Chart and figure data
┄┄┄┄┄┄

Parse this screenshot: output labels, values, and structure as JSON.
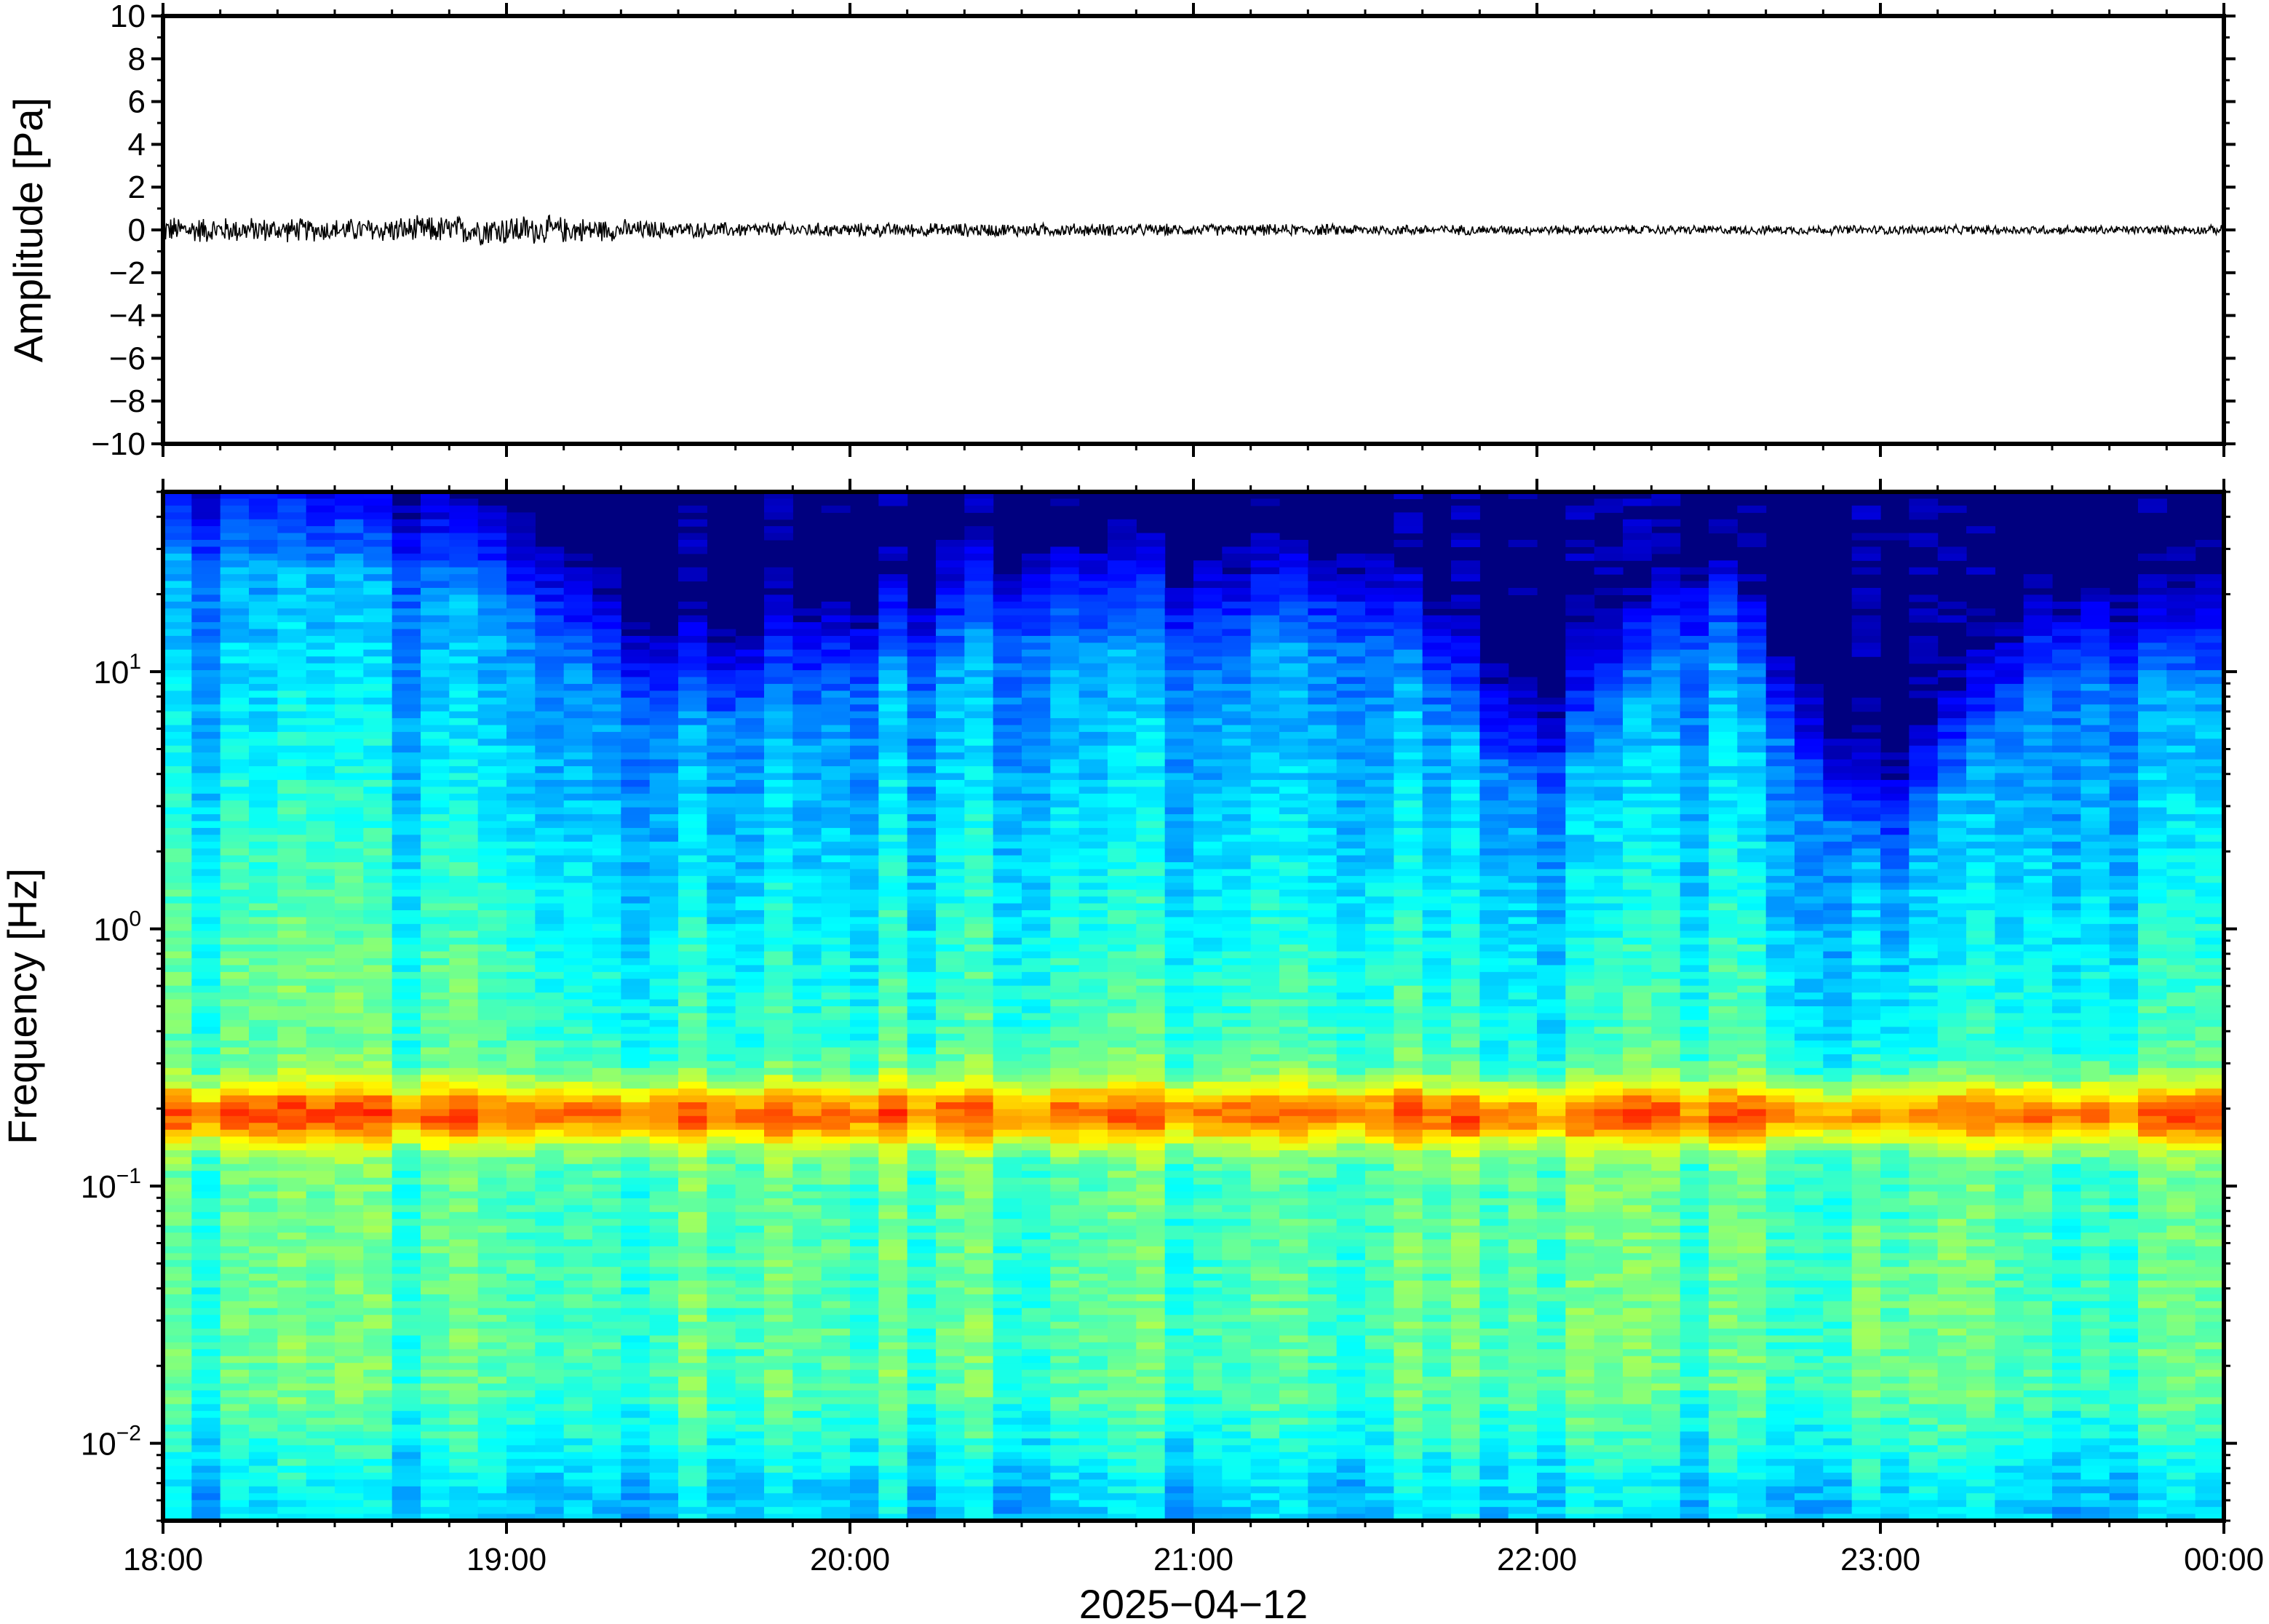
{
  "chart_data": [
    {
      "type": "line",
      "panel": "waveform",
      "title": "",
      "xlabel": "",
      "ylabel": "Amplitude [Pa]",
      "ylim": [
        -10,
        10
      ],
      "yticks": [
        {
          "value": 10,
          "label": "10"
        },
        {
          "value": 8,
          "label": "8"
        },
        {
          "value": 6,
          "label": "6"
        },
        {
          "value": 4,
          "label": "4"
        },
        {
          "value": 2,
          "label": "2"
        },
        {
          "value": 0,
          "label": "0"
        },
        {
          "value": -2,
          "label": "−2"
        },
        {
          "value": -4,
          "label": "−4"
        },
        {
          "value": -6,
          "label": "−6"
        },
        {
          "value": -8,
          "label": "−8"
        },
        {
          "value": -10,
          "label": "−10"
        }
      ],
      "grid": false,
      "series": [
        {
          "x": [
            "18:00",
            "18:30",
            "19:00",
            "19:30",
            "20:00",
            "20:30",
            "21:00",
            "21:30",
            "22:00",
            "22:30",
            "23:00",
            "23:30",
            "00:00"
          ],
          "envelope_pa": [
            0.6,
            0.5,
            0.7,
            0.35,
            0.3,
            0.3,
            0.25,
            0.25,
            0.2,
            0.2,
            0.2,
            0.2,
            0.2
          ],
          "color": "#000000"
        }
      ]
    },
    {
      "type": "heatmap",
      "panel": "spectrogram",
      "title": "",
      "xlabel": "2025−04−12",
      "ylabel": "Frequency [Hz]",
      "yscale": "log",
      "ylim_hz": [
        0.005,
        50
      ],
      "yticks": [
        {
          "value": 10,
          "base": "10",
          "exp": "1"
        },
        {
          "value": 1,
          "base": "10",
          "exp": "0"
        },
        {
          "value": 0.1,
          "base": "10",
          "exp": "−1"
        },
        {
          "value": 0.01,
          "base": "10",
          "exp": "−2"
        }
      ],
      "xticks": [
        "18:00",
        "19:00",
        "20:00",
        "21:00",
        "22:00",
        "23:00",
        "00:00"
      ],
      "colormap": [
        "#00007f",
        "#0000ff",
        "#007fff",
        "#00ffff",
        "#7fff7f",
        "#ffff00",
        "#ff7f00",
        "#ff0000"
      ],
      "microseism_peak_hz": 0.19,
      "time_columns": [
        "18:00",
        "18:30",
        "19:00",
        "19:30",
        "20:00",
        "20:30",
        "21:00",
        "21:30",
        "22:00",
        "22:30",
        "23:00",
        "23:30",
        "00:00"
      ],
      "upper_energy_cutoff_hz": [
        30,
        25,
        18,
        6,
        8,
        14,
        12,
        14,
        3,
        14,
        1.5,
        10,
        8
      ]
    }
  ]
}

┄┄┄┄┄┄

## [Stated goal]
Reproduce the listing above exactly, excluding all pictures.

## [Response for this exercise]
Parse this screenshot: output labels, values, and structure as JSON.
{
  "chart_data": [
    {
      "type": "line",
      "panel": "waveform",
      "title": "",
      "xlabel": "",
      "ylabel": "Amplitude [Pa]",
      "ylim": [
        -10,
        10
      ],
      "yticks": [
        {
          "value": 10,
          "label": "10"
        },
        {
          "value": 8,
          "label": "8"
        },
        {
          "value": 6,
          "label": "6"
        },
        {
          "value": 4,
          "label": "4"
        },
        {
          "value": 2,
          "label": "2"
        },
        {
          "value": 0,
          "label": "0"
        },
        {
          "value": -2,
          "label": "−2"
        },
        {
          "value": -4,
          "label": "−4"
        },
        {
          "value": -6,
          "label": "−6"
        },
        {
          "value": -8,
          "label": "−8"
        },
        {
          "value": -10,
          "label": "−10"
        }
      ],
      "grid": false,
      "series": [
        {
          "x": [
            "18:00",
            "18:30",
            "19:00",
            "19:30",
            "20:00",
            "20:30",
            "21:00",
            "21:30",
            "22:00",
            "22:30",
            "23:00",
            "23:30",
            "00:00"
          ],
          "envelope_pa": [
            0.6,
            0.5,
            0.7,
            0.35,
            0.3,
            0.3,
            0.25,
            0.25,
            0.2,
            0.2,
            0.2,
            0.2,
            0.2
          ],
          "color": "#000000"
        }
      ]
    },
    {
      "type": "heatmap",
      "panel": "spectrogram",
      "title": "",
      "xlabel": "2025−04−12",
      "ylabel": "Frequency [Hz]",
      "yscale": "log",
      "ylim_hz": [
        0.005,
        50
      ],
      "yticks": [
        {
          "value": 10,
          "base": "10",
          "exp": "1"
        },
        {
          "value": 1,
          "base": "10",
          "exp": "0"
        },
        {
          "value": 0.1,
          "base": "10",
          "exp": "−1"
        },
        {
          "value": 0.01,
          "base": "10",
          "exp": "−2"
        }
      ],
      "xticks": [
        "18:00",
        "19:00",
        "20:00",
        "21:00",
        "22:00",
        "23:00",
        "00:00"
      ],
      "colormap": [
        "#00007f",
        "#0000ff",
        "#007fff",
        "#00ffff",
        "#7fff7f",
        "#ffff00",
        "#ff7f00",
        "#ff0000"
      ],
      "microseism_peak_hz": 0.19,
      "time_columns": [
        "18:00",
        "18:30",
        "19:00",
        "19:30",
        "20:00",
        "20:30",
        "21:00",
        "21:30",
        "22:00",
        "22:30",
        "23:00",
        "23:30",
        "00:00"
      ],
      "upper_energy_cutoff_hz": [
        30,
        25,
        18,
        6,
        8,
        14,
        12,
        14,
        3,
        14,
        1.5,
        10,
        8
      ]
    }
  ]
}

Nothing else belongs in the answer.